┌──

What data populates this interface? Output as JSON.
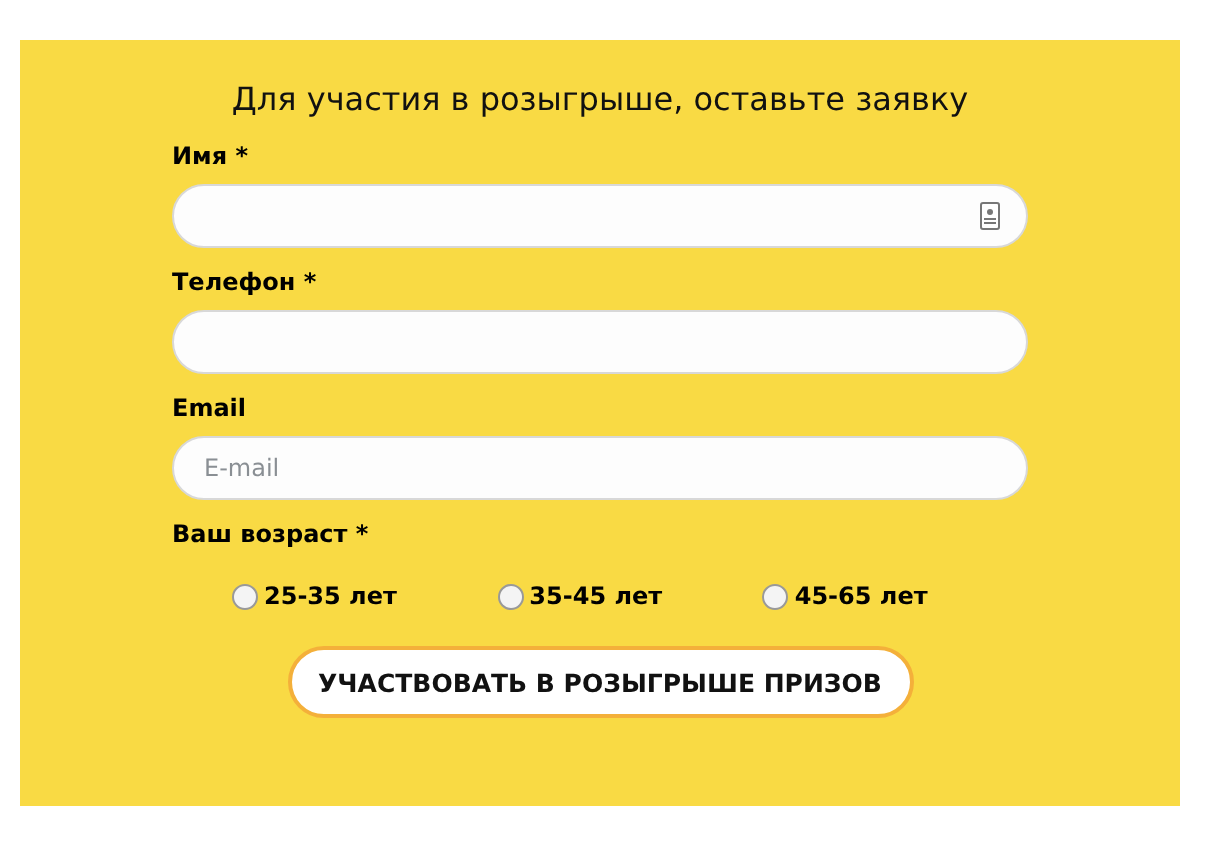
{
  "form": {
    "title": "Для участия в розыгрыше, оставьте заявку",
    "fields": [
      {
        "label": "Имя *",
        "kind": "contact"
      },
      {
        "label": "Телефон *",
        "kind": "plain"
      },
      {
        "label": "Email",
        "kind": "plain",
        "placeholder": "E-mail"
      }
    ],
    "age": {
      "label": "Ваш возраст *",
      "options": [
        {
          "label": "25-35 лет",
          "selected": false
        },
        {
          "label": "35-45 лет",
          "selected": false
        },
        {
          "label": "45-65 лет",
          "selected": false
        }
      ]
    },
    "submit": "УЧАСТВОВАТЬ В РОЗЫГРЫШЕ ПРИЗОВ"
  }
}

└──

## Stated problem
Reproduce the material above verbatim; omit every picture.

## Result of the exercise
What data populates this interface? Output as JSON.
{
  "form": {
    "title": "Для участия в розыгрыше, оставьте заявку",
    "fields": [
      {
        "label": "Имя *",
        "kind": "contact"
      },
      {
        "label": "Телефон *",
        "kind": "plain"
      },
      {
        "label": "Email",
        "kind": "plain",
        "placeholder": "E-mail"
      }
    ],
    "age": {
      "label": "Ваш возраст *",
      "options": [
        {
          "label": "25-35 лет",
          "selected": false
        },
        {
          "label": "35-45 лет",
          "selected": false
        },
        {
          "label": "45-65 лет",
          "selected": false
        }
      ]
    },
    "submit": "УЧАСТВОВАТЬ В РОЗЫГРЫШЕ ПРИЗОВ"
  }
}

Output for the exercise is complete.